AIM ▸ The listing below must be repeated word for word, with its images excluded.

>> start RECORD EXTRACTS

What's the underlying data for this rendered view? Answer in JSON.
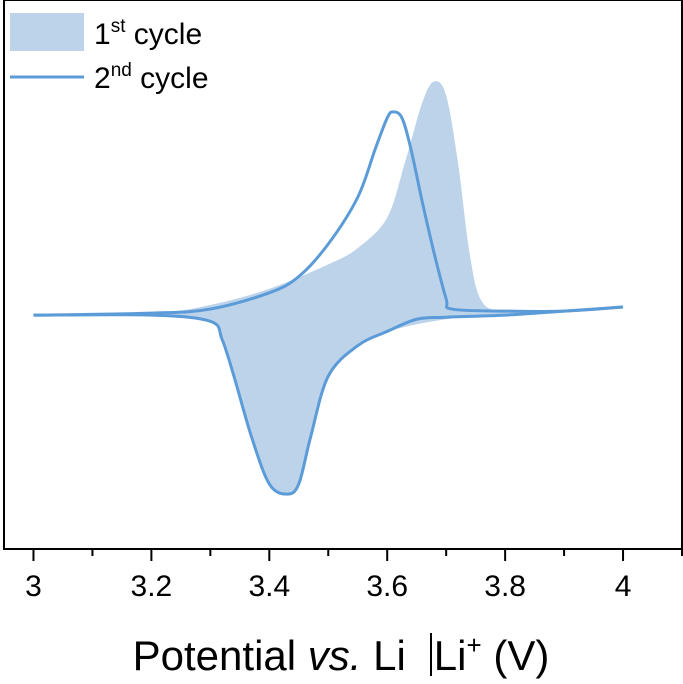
{
  "chart_data": {
    "type": "line",
    "title": "",
    "xlabel_parts": {
      "pre": "Potential ",
      "italic": "vs.",
      "mid": " Li",
      "post": "Li",
      "sup": "+",
      "unit": " (V)"
    },
    "ylabel": "",
    "xlim": [
      2.95,
      4.1
    ],
    "ylim": [
      -1.15,
      1.55
    ],
    "x_ticks": [
      3,
      3.2,
      3.4,
      3.6,
      3.8,
      4
    ],
    "x_tick_labels": [
      "3",
      "3.2",
      "3.4",
      "3.6",
      "3.8",
      "4"
    ],
    "grid": false,
    "legend_position": "top-left",
    "legend": [
      {
        "num": "1",
        "sup": "st",
        "text": " cycle"
      },
      {
        "num": "2",
        "sup": "nd",
        "text": " cycle"
      }
    ],
    "series": [
      {
        "name": "1st cycle",
        "style": "filled-area",
        "color": "#bdd3ea",
        "anodic": [
          [
            3.0,
            0.0
          ],
          [
            3.2,
            0.01
          ],
          [
            3.3,
            0.05
          ],
          [
            3.4,
            0.13
          ],
          [
            3.5,
            0.25
          ],
          [
            3.55,
            0.33
          ],
          [
            3.6,
            0.48
          ],
          [
            3.63,
            0.75
          ],
          [
            3.66,
            1.05
          ],
          [
            3.68,
            1.15
          ],
          [
            3.7,
            1.08
          ],
          [
            3.72,
            0.75
          ],
          [
            3.74,
            0.3
          ],
          [
            3.76,
            0.07
          ],
          [
            3.8,
            0.02
          ],
          [
            3.9,
            0.02
          ],
          [
            4.0,
            0.04
          ]
        ],
        "cathodic": [
          [
            4.0,
            0.04
          ],
          [
            3.9,
            0.02
          ],
          [
            3.8,
            0.0
          ],
          [
            3.7,
            -0.02
          ],
          [
            3.6,
            -0.08
          ],
          [
            3.55,
            -0.15
          ],
          [
            3.5,
            -0.3
          ],
          [
            3.47,
            -0.6
          ],
          [
            3.45,
            -0.83
          ],
          [
            3.43,
            -0.88
          ],
          [
            3.4,
            -0.83
          ],
          [
            3.37,
            -0.6
          ],
          [
            3.34,
            -0.3
          ],
          [
            3.32,
            -0.12
          ],
          [
            3.3,
            -0.03
          ],
          [
            3.2,
            0.0
          ],
          [
            3.0,
            0.0
          ]
        ]
      },
      {
        "name": "2nd cycle",
        "style": "line",
        "color": "#5b9bd8",
        "anodic": [
          [
            3.0,
            0.0
          ],
          [
            3.2,
            0.01
          ],
          [
            3.3,
            0.03
          ],
          [
            3.4,
            0.11
          ],
          [
            3.45,
            0.19
          ],
          [
            3.5,
            0.35
          ],
          [
            3.55,
            0.58
          ],
          [
            3.58,
            0.82
          ],
          [
            3.6,
            0.97
          ],
          [
            3.61,
            1.0
          ],
          [
            3.625,
            0.97
          ],
          [
            3.64,
            0.82
          ],
          [
            3.66,
            0.55
          ],
          [
            3.68,
            0.3
          ],
          [
            3.7,
            0.08
          ],
          [
            3.71,
            0.03
          ],
          [
            3.8,
            0.02
          ],
          [
            3.9,
            0.02
          ],
          [
            4.0,
            0.04
          ]
        ],
        "cathodic": [
          [
            4.0,
            0.04
          ],
          [
            3.9,
            0.02
          ],
          [
            3.8,
            0.0
          ],
          [
            3.7,
            -0.01
          ],
          [
            3.65,
            -0.02
          ],
          [
            3.6,
            -0.08
          ],
          [
            3.55,
            -0.15
          ],
          [
            3.5,
            -0.3
          ],
          [
            3.47,
            -0.6
          ],
          [
            3.45,
            -0.83
          ],
          [
            3.43,
            -0.88
          ],
          [
            3.4,
            -0.83
          ],
          [
            3.37,
            -0.6
          ],
          [
            3.34,
            -0.3
          ],
          [
            3.32,
            -0.12
          ],
          [
            3.3,
            -0.03
          ],
          [
            3.2,
            0.0
          ],
          [
            3.0,
            0.0
          ]
        ]
      }
    ]
  }
}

>> end RECORD EXTRACTS

EXERCISE RESULT ▸
What's the underlying data for this rendered view? Answer in JSON.
{
  "chart_data": {
    "type": "line",
    "title": "",
    "xlabel_parts": {
      "pre": "Potential ",
      "italic": "vs.",
      "mid": " Li",
      "post": "Li",
      "sup": "+",
      "unit": " (V)"
    },
    "ylabel": "",
    "xlim": [
      2.95,
      4.1
    ],
    "ylim": [
      -1.15,
      1.55
    ],
    "x_ticks": [
      3,
      3.2,
      3.4,
      3.6,
      3.8,
      4
    ],
    "x_tick_labels": [
      "3",
      "3.2",
      "3.4",
      "3.6",
      "3.8",
      "4"
    ],
    "grid": false,
    "legend_position": "top-left",
    "legend": [
      {
        "num": "1",
        "sup": "st",
        "text": " cycle"
      },
      {
        "num": "2",
        "sup": "nd",
        "text": " cycle"
      }
    ],
    "series": [
      {
        "name": "1st cycle",
        "style": "filled-area",
        "color": "#bdd3ea",
        "anodic": [
          [
            3.0,
            0.0
          ],
          [
            3.2,
            0.01
          ],
          [
            3.3,
            0.05
          ],
          [
            3.4,
            0.13
          ],
          [
            3.5,
            0.25
          ],
          [
            3.55,
            0.33
          ],
          [
            3.6,
            0.48
          ],
          [
            3.63,
            0.75
          ],
          [
            3.66,
            1.05
          ],
          [
            3.68,
            1.15
          ],
          [
            3.7,
            1.08
          ],
          [
            3.72,
            0.75
          ],
          [
            3.74,
            0.3
          ],
          [
            3.76,
            0.07
          ],
          [
            3.8,
            0.02
          ],
          [
            3.9,
            0.02
          ],
          [
            4.0,
            0.04
          ]
        ],
        "cathodic": [
          [
            4.0,
            0.04
          ],
          [
            3.9,
            0.02
          ],
          [
            3.8,
            0.0
          ],
          [
            3.7,
            -0.02
          ],
          [
            3.6,
            -0.08
          ],
          [
            3.55,
            -0.15
          ],
          [
            3.5,
            -0.3
          ],
          [
            3.47,
            -0.6
          ],
          [
            3.45,
            -0.83
          ],
          [
            3.43,
            -0.88
          ],
          [
            3.4,
            -0.83
          ],
          [
            3.37,
            -0.6
          ],
          [
            3.34,
            -0.3
          ],
          [
            3.32,
            -0.12
          ],
          [
            3.3,
            -0.03
          ],
          [
            3.2,
            0.0
          ],
          [
            3.0,
            0.0
          ]
        ]
      },
      {
        "name": "2nd cycle",
        "style": "line",
        "color": "#5b9bd8",
        "anodic": [
          [
            3.0,
            0.0
          ],
          [
            3.2,
            0.01
          ],
          [
            3.3,
            0.03
          ],
          [
            3.4,
            0.11
          ],
          [
            3.45,
            0.19
          ],
          [
            3.5,
            0.35
          ],
          [
            3.55,
            0.58
          ],
          [
            3.58,
            0.82
          ],
          [
            3.6,
            0.97
          ],
          [
            3.61,
            1.0
          ],
          [
            3.625,
            0.97
          ],
          [
            3.64,
            0.82
          ],
          [
            3.66,
            0.55
          ],
          [
            3.68,
            0.3
          ],
          [
            3.7,
            0.08
          ],
          [
            3.71,
            0.03
          ],
          [
            3.8,
            0.02
          ],
          [
            3.9,
            0.02
          ],
          [
            4.0,
            0.04
          ]
        ],
        "cathodic": [
          [
            4.0,
            0.04
          ],
          [
            3.9,
            0.02
          ],
          [
            3.8,
            0.0
          ],
          [
            3.7,
            -0.01
          ],
          [
            3.65,
            -0.02
          ],
          [
            3.6,
            -0.08
          ],
          [
            3.55,
            -0.15
          ],
          [
            3.5,
            -0.3
          ],
          [
            3.47,
            -0.6
          ],
          [
            3.45,
            -0.83
          ],
          [
            3.43,
            -0.88
          ],
          [
            3.4,
            -0.83
          ],
          [
            3.37,
            -0.6
          ],
          [
            3.34,
            -0.3
          ],
          [
            3.32,
            -0.12
          ],
          [
            3.3,
            -0.03
          ],
          [
            3.2,
            0.0
          ],
          [
            3.0,
            0.0
          ]
        ]
      }
    ]
  }
}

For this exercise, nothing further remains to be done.